• Text section:
>>>
In spite of these protests and resistances from women, their status has not changed. Gender inequalities continue to constrain women’s ability to participate in and contribute meaningfully to the economy. Girls are not protected from excessive housework and they are not treated equally with boys in sharing of household reponsibilities; the banking system is not structured to ensure that women benefit equally with men from mainstream loans and other financial and business assistance; the economic rights of women are not promoted by providing them with opportunities such as access to the banking sector, land, technology, and markets to improve their livelihoods; the majority of the poor and the illiterate in both urban and rural areas are women; and women face bleak prospects in the labor market owing to employers’ prejudices about young women’s childbearing and domestic obligations in the first few years after they enter formal employment (Mehretu et al., 2017). All these gender inequalities harm societies’ well-being. But what does the most harm is the fact that women are comparatively less well-educated than men. Lack of access to formal education and training is the key factor that inhibits the contribution of women to socio-economic development (Nelson, 2015).
<<<
• Extracted information:
>>>
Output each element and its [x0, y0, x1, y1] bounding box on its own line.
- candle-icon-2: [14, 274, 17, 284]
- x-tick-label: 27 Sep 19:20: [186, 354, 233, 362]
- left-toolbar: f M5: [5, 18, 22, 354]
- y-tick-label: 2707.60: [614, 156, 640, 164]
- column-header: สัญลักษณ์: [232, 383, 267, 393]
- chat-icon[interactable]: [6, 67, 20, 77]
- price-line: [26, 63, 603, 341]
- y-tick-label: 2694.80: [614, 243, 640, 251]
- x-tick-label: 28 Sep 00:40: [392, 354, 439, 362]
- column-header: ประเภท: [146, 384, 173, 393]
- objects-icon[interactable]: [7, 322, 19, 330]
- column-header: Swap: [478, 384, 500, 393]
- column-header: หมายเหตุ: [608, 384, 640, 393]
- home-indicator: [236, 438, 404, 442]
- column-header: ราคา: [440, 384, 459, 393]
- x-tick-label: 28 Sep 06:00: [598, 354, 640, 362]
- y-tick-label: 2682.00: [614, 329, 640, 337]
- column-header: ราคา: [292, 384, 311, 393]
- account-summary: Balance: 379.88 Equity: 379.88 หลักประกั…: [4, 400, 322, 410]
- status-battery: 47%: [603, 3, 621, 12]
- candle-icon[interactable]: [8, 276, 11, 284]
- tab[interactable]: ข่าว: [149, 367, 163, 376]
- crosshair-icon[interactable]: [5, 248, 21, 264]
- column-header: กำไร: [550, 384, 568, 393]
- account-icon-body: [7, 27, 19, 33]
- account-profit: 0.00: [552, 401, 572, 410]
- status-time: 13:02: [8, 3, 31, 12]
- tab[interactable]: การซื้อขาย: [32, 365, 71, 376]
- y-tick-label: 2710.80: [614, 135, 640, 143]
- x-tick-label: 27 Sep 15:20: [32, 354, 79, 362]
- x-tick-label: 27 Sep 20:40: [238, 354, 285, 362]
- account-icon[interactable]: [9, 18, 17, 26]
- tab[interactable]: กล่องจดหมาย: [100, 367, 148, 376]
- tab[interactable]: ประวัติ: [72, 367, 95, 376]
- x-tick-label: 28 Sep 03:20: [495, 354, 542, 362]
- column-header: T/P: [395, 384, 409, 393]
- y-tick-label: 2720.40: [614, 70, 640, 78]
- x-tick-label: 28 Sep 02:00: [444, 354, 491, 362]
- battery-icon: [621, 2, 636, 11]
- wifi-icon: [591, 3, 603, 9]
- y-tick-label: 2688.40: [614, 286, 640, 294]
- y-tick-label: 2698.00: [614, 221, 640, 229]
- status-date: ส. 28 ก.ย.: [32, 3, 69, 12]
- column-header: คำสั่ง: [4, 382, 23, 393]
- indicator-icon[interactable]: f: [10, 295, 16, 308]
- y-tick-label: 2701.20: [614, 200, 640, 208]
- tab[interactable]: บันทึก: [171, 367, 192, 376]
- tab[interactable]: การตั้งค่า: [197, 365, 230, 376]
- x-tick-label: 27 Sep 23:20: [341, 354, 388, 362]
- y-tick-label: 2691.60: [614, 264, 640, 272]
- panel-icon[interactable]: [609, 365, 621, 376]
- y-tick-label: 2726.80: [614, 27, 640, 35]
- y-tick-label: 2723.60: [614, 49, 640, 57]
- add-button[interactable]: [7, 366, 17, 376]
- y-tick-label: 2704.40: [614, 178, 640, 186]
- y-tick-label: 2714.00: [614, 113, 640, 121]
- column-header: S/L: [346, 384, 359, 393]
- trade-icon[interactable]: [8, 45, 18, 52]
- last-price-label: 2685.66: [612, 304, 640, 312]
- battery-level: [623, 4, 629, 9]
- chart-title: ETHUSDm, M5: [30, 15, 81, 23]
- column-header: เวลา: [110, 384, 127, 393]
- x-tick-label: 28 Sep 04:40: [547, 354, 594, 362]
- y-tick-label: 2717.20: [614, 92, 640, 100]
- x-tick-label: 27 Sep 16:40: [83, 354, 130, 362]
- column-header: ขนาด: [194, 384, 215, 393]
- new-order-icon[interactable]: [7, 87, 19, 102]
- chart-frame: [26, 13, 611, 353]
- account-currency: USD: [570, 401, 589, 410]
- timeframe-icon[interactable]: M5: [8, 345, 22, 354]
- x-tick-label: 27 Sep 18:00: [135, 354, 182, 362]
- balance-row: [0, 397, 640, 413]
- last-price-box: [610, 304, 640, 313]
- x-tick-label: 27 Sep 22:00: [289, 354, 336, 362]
<<<
• Check your understanding:
(1) Using the text on gender inequality, answer each question:
(a) Who make up the majority of the poor and the illiterate in urban and rural areas?
(b) What is the key factor that inhibits women's contribution to socio-economic development?
(c) What do employers hold prejudices about, harming young women's prospects in the labor market?
(2) State whether each statement agrees with the text on gender inequality, answering yes or no and quoting the words that decide it:
(a) Protests and resistance by women have changed their status.
(b) Women being less well-educated than men does the most harm.
(c) Girls are treated equally with boys in sharing household work.
(3) Please resume the text on gender inequality after its final sentence.
The items are separate material, apart from the text on gender inequality.

• Expected responses:
(1)
(a) Women.
(b) Lack of access to formal education and training.
(c) Young women's childbearing and domestic obligations in the first few years after they enter formal employment.

(2)
(a) No: "In spite of these protests and resistances from women, their status has not changed."
(b) Yes: "But what does the most harm is the fact that women are comparatively less well-educated than men."
(c) No: "Girls are not protected from excessive housework and they are not treated equally with boys"

(3)
Despite their plight, women still continue to contribute towards the socio-economic growth and well-being of society in all fields of endeavor. They are able to do this because they adapt easily to change and are very creative. As agents of development in all societies, women play tremendous roles through creativity and innovations both in the formal and informal sector. They predominate particularly in the informal small to medium scale agriculture, manufacturing, and services sectors of the economy. However, they are mostly engaged in activities that are in the informal low-growth, low-return areas (Sachs, 2018).
Sachs, C.E., 2018. Gendered fields: Rural women, agriculture, and environment. Routledge.
Addaney, M., Akudugu, J.A. and Asare, E.S., 2016. Prospects and Challenges of Rural Small Scale Industries in the Sunyani Municipality of Ghana. Asian Development Policy Review, 4(4), pp.111-126.
Nelson, N., 2015. Why has development neglected rural women?: A review of the South Asian literature (Vol. 1). Elsevier.
Mehretu, A., Mutambirwa, C. and Mutambirwa, J., 2017. 21 The plight of women in the margins of rural life in Africa: The case of Zimbabwe. Revival: Globalization and Marginality in Geographical Space (2001): Political, Economic and Social Issues of Development at the Dawn of New Millennium, p.279.
Dzvimbo, M.A., Monga, M. and Mashizha, T.M., 2018. Revisiting Women Empowerment: A Review Of Policies On Landuse And Food Security In Zimbabwe. Advances in Social Sciences Research Journal, 5(4).
Duflo, E., 2012. Women empowerment and economic development. Journal of Economic Literature, 50(4), pp.1051-79.